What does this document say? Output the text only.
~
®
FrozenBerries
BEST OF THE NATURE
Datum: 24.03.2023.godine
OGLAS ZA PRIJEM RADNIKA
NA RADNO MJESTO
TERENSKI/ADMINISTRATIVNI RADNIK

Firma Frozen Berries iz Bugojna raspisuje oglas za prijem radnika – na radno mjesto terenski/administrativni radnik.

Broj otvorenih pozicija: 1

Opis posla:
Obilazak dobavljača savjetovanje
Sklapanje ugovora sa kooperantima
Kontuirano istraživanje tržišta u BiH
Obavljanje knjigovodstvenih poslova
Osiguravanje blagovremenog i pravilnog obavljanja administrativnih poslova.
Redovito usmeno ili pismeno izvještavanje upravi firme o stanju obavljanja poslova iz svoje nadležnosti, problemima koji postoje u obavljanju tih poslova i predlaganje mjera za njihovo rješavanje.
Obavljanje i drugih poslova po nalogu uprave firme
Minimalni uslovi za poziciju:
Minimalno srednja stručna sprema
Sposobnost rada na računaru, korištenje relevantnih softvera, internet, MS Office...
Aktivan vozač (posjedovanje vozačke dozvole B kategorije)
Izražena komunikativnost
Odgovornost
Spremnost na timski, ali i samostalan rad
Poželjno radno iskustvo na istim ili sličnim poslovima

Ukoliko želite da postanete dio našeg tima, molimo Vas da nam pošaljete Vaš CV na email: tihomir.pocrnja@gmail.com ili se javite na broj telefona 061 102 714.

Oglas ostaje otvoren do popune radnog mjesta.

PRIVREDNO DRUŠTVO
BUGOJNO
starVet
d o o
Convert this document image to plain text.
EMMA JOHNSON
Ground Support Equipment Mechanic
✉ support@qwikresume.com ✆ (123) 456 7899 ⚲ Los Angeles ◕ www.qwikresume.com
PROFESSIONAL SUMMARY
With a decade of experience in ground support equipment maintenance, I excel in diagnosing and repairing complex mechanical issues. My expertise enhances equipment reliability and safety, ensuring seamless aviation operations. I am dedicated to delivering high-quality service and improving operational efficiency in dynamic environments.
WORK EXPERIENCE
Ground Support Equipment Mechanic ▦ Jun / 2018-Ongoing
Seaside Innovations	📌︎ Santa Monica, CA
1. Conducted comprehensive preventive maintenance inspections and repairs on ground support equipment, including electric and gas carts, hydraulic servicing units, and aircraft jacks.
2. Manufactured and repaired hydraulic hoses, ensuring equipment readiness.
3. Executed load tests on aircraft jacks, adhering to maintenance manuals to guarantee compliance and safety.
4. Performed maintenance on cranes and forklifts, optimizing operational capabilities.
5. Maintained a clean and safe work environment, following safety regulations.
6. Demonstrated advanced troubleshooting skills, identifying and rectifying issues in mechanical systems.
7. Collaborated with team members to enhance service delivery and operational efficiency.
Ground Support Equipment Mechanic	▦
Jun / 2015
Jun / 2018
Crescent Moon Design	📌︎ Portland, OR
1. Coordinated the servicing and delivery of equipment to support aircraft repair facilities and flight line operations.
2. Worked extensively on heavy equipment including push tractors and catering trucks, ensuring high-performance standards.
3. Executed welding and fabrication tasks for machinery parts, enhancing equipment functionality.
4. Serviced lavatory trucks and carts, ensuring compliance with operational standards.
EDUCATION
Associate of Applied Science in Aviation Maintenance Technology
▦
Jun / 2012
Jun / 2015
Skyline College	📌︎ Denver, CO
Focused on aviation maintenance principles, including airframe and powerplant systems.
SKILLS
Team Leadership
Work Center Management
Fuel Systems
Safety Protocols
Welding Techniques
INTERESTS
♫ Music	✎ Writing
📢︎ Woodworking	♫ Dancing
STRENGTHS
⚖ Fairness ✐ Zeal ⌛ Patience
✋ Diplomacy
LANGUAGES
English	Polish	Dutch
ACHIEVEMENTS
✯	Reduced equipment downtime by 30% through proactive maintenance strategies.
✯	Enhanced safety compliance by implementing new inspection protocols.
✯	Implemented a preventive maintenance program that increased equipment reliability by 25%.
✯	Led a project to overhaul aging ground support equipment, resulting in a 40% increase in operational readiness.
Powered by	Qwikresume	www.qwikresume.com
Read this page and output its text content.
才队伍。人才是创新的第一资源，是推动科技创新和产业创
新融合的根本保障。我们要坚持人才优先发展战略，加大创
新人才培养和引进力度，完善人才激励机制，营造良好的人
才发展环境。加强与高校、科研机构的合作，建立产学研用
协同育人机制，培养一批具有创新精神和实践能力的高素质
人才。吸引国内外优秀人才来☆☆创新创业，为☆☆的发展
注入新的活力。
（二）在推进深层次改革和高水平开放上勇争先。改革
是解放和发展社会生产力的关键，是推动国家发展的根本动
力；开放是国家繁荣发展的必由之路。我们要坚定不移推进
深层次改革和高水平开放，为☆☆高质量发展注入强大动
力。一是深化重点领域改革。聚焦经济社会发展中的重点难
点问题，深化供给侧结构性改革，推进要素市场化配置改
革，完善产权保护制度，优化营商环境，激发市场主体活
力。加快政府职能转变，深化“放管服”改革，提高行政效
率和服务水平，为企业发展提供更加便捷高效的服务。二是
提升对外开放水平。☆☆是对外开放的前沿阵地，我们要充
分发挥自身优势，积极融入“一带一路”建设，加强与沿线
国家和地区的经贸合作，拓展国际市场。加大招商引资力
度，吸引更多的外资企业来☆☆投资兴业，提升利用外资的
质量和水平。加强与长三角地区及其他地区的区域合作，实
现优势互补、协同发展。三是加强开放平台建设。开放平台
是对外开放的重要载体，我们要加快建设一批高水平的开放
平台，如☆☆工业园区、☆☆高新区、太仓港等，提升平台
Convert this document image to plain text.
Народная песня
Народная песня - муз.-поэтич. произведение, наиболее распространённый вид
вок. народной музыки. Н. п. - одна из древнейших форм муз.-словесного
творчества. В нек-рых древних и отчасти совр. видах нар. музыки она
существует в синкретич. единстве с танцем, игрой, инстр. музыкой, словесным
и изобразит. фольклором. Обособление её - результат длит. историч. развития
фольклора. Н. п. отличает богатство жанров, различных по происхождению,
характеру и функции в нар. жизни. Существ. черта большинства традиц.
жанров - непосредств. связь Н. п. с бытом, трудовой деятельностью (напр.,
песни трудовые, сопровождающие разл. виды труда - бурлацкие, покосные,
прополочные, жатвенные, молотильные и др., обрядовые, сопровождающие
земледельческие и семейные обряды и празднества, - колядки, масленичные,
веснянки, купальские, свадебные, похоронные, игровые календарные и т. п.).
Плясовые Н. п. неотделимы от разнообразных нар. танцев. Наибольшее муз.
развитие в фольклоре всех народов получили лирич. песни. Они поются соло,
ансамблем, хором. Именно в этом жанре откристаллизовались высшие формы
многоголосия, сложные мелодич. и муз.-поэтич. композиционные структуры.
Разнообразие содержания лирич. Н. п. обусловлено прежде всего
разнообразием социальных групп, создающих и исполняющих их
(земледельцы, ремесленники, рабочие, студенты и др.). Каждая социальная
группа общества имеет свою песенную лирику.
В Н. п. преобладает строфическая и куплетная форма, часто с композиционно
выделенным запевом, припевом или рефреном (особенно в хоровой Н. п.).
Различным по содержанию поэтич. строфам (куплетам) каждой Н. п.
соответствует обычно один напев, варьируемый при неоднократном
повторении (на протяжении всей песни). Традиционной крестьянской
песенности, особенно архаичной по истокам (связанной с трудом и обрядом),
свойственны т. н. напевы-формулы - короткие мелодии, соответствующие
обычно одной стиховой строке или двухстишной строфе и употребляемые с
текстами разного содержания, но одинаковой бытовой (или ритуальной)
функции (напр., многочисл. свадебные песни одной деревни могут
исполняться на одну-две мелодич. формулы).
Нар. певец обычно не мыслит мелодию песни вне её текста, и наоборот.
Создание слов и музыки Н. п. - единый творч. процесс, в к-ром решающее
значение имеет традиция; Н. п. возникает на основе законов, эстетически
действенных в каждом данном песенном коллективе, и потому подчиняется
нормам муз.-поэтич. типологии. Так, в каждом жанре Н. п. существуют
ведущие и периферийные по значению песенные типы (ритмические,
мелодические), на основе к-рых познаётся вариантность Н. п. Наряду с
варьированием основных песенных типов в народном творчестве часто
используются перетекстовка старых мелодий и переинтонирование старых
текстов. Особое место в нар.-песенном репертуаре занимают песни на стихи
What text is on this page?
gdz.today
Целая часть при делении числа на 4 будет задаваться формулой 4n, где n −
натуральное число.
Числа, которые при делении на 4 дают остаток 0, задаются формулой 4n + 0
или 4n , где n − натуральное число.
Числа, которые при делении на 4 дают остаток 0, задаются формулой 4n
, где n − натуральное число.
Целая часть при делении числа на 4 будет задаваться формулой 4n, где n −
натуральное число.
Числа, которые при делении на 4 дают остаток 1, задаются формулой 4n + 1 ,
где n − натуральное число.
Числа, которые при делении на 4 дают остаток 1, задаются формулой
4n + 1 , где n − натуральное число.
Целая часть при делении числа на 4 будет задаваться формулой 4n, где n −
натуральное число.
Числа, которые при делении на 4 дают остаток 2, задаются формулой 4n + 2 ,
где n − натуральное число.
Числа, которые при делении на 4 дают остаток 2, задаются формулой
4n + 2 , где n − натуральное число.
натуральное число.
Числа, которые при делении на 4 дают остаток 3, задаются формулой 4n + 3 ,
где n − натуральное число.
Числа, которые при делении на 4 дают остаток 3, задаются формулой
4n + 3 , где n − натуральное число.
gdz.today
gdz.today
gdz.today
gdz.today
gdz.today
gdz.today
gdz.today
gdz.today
● ● ● ● ●
__TASK PROMPT__: Every line from the one containing "What text is on this page?" through the last line of the entries must be written out verbatim, and no other line.

__WORKED ANSWER__:
What text is on this page?
gdz.today
Целая часть при делении числа на 4 будет задаваться формулой 4n, где n −
натуральное число.
Числа, которые при делении на 4 дают остаток 0, задаются формулой 4n + 0
или 4n , где n − натуральное число.
Числа, которые при делении на 4 дают остаток 0, задаются формулой 4n
, где n − натуральное число.
Целая часть при делении числа на 4 будет задаваться формулой 4n, где n −
натуральное число.
Числа, которые при делении на 4 дают остаток 1, задаются формулой 4n + 1 ,
где n − натуральное число.
Числа, которые при делении на 4 дают остаток 1, задаются формулой
4n + 1 , где n − натуральное число.
Целая часть при делении числа на 4 будет задаваться формулой 4n, где n −
натуральное число.
Числа, которые при делении на 4 дают остаток 2, задаются формулой 4n + 2 ,
где n − натуральное число.
Числа, которые при делении на 4 дают остаток 2, задаются формулой
4n + 2 , где n − натуральное число.
натуральное число.
Числа, которые при делении на 4 дают остаток 3, задаются формулой 4n + 3 ,
где n − натуральное число.
Числа, которые при делении на 4 дают остаток 3, задаются формулой
4n + 3 , где n − натуральное число.
gdz.today
gdz.today
gdz.today
gdz.today
gdz.today
gdz.today
gdz.today
gdz.today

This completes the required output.